**Requirement 1**:
Reproduce word for word the part of the soil pipe thread that runs from "There is evidence" down to "Msradell (Aug 3, 2022)".
**Requirement 2**:
In two sentences, give the gist of the soil pipe thread.

**Given passage**:
========================================================================

# Boxed in soil pipe compartmentation



## Rogerwest (Aug 3, 2022)

I am currently working on a property that has bathroom soil pipe running through 3 floors, which is boxed in.
There is evidence that the compartmentation between floors is minimal.
If the compartmentation is required to be upgraded within the enclosure, then the tiles need replaced, and as they are old properties the whole of the bathroom tiles would need renewed. There is a few properties that fall into this category.
what are the thoughts on this


----------



## Msradell (Aug 3, 2022)

My 1st question would be what is the reason that the compartmentalization needs to be upgraded? You may be able to find other ways to upgrade it without having to tear the tile off.


----------



## ICE (Aug 3, 2022)

Msradell said:


> My 1st question would be what is the reason that the compartmentalization needs to be upgraded? You may be able to find other ways to upgrade it without having to tear the tile off.


Exactly.  Why tear into the walls?


----------



## Rogerwest (Aug 4, 2022)

There is spaces around the soil pipe, which could allow travel of fire. There are also bedrooms next door adjoining.


----------



## e hilton (Aug 4, 2022)

So you’re assuming that the penetration through the floor needs to be sealed better?  What about adding a layer to the shaft wall.   That might require new tile finish on the wall, but that could be done in a complementary color.


----------



## Msradell (Aug 4, 2022)

Rogerwest said:


> There is spaces around the soil pipe, which could allow travel of fire. There are also bedrooms next door adjoining.


How you know there are spaces around the soil pipe? Borescope? If you have been able to see into that area you can probably install barriers of some type without deconstructing the entire compartment.


----------

========================================================================

**Excerpted data**:
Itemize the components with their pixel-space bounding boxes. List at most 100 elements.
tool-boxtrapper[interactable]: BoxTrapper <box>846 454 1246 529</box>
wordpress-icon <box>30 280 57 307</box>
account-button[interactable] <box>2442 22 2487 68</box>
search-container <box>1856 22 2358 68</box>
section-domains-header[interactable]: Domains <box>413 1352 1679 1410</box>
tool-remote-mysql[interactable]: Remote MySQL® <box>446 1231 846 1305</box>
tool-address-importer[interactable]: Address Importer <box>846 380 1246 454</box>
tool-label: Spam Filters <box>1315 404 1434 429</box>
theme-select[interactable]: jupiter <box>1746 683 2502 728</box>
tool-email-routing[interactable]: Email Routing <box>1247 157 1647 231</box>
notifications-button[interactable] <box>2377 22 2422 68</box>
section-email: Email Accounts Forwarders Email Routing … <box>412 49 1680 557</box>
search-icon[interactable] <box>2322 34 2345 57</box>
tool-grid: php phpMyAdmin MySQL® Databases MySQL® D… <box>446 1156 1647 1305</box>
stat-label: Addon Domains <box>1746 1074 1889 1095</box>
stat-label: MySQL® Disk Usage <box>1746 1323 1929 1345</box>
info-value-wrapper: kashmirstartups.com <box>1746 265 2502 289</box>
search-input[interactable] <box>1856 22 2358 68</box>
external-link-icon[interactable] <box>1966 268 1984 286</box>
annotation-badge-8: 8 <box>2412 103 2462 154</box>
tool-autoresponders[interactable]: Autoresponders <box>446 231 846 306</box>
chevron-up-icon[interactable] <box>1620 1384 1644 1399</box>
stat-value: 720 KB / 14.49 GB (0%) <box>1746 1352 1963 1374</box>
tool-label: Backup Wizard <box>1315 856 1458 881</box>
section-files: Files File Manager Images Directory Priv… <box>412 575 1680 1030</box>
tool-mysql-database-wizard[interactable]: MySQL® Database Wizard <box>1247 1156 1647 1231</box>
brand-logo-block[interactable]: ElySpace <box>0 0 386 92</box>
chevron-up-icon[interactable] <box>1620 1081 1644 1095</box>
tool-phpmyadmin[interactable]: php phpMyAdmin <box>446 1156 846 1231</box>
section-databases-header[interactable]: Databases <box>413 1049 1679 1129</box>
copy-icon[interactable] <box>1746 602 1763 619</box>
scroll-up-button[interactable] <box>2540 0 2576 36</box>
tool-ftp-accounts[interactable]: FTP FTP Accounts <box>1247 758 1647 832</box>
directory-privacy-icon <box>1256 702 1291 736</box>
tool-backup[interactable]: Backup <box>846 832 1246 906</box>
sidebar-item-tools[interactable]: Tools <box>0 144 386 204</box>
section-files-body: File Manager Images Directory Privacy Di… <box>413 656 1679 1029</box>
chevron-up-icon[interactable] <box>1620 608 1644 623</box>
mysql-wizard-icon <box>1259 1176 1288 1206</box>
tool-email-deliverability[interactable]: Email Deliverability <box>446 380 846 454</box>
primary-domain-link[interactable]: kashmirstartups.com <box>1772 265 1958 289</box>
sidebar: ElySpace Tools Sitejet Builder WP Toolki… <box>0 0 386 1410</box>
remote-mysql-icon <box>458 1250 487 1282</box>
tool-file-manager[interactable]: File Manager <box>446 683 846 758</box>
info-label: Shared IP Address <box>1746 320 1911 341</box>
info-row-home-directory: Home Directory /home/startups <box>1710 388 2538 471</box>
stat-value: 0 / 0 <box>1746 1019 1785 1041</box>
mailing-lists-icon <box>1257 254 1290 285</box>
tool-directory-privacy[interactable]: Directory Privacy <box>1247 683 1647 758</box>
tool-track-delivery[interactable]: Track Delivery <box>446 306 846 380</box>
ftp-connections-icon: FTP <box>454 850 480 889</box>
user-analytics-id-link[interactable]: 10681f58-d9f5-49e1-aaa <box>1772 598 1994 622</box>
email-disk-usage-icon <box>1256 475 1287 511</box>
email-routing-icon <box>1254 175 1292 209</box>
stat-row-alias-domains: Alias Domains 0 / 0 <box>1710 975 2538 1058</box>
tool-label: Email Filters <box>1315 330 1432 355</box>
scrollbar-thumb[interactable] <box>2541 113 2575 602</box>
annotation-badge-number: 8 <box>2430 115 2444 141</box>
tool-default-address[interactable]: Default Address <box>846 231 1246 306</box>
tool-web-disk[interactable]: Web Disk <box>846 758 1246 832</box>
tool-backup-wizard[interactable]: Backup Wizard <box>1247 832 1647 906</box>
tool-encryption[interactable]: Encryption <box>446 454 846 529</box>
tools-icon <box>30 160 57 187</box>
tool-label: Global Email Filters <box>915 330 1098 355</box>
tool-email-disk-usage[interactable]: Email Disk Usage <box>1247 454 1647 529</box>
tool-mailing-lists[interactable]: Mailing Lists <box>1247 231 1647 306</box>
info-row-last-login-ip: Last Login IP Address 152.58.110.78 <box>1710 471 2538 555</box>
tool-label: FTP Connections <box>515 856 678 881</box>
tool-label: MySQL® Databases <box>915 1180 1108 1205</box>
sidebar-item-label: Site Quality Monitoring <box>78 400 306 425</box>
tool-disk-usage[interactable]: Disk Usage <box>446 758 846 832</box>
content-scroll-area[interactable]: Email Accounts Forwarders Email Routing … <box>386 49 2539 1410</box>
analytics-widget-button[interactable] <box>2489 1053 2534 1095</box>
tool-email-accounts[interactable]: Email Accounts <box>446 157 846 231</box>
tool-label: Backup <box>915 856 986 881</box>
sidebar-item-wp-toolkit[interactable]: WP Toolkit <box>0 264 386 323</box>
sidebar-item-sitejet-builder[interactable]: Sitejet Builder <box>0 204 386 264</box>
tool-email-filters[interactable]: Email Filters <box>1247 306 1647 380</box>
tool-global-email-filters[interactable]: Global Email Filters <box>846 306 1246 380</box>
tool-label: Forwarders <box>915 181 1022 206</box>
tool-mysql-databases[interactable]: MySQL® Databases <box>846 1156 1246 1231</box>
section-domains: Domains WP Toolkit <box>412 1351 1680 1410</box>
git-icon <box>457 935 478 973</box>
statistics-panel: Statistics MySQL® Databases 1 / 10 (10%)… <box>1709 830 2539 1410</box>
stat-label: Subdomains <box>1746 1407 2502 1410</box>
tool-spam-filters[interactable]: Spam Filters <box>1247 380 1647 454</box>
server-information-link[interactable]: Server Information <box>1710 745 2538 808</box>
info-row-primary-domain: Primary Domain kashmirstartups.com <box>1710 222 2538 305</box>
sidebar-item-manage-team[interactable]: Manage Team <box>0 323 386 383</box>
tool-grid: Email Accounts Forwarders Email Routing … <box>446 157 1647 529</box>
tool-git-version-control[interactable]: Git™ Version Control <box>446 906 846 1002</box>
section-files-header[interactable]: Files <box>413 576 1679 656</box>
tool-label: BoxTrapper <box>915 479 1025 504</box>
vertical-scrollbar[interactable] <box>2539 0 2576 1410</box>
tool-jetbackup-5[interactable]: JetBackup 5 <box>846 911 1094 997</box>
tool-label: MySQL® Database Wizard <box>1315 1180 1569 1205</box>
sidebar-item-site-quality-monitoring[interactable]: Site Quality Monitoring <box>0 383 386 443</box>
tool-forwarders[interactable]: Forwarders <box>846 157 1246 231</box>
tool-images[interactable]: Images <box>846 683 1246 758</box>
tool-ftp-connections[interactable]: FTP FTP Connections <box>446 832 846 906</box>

========================================================================

**Correct answer 1**:
There is evidence that the compartmentation between floors is minimal.
If the compartmentation is required to be upgraded within the enclosure, then the tiles need replaced, and as they are old properties the whole of the bathroom tiles would need renewed. There is a few properties that fall into this category.
what are the thoughts on this


----------



## Msradell (Aug 3, 2022)

**Correct answer 2**:
A property has a boxed-in bathroom soil pipe running through three floors with minimal compartmentation between floors, and upgrading it inside the enclosure would mean replacing the tiles and likely renewing all the old bathroom tiling. Asked why the upgrade is needed, the original poster cites spaces around the pipe that could let fire travel and adjoining bedrooms next door, and replies suggest adding a layer to the shaft wall or, if the area can be seen into, installing barriers without deconstructing the entire compartment.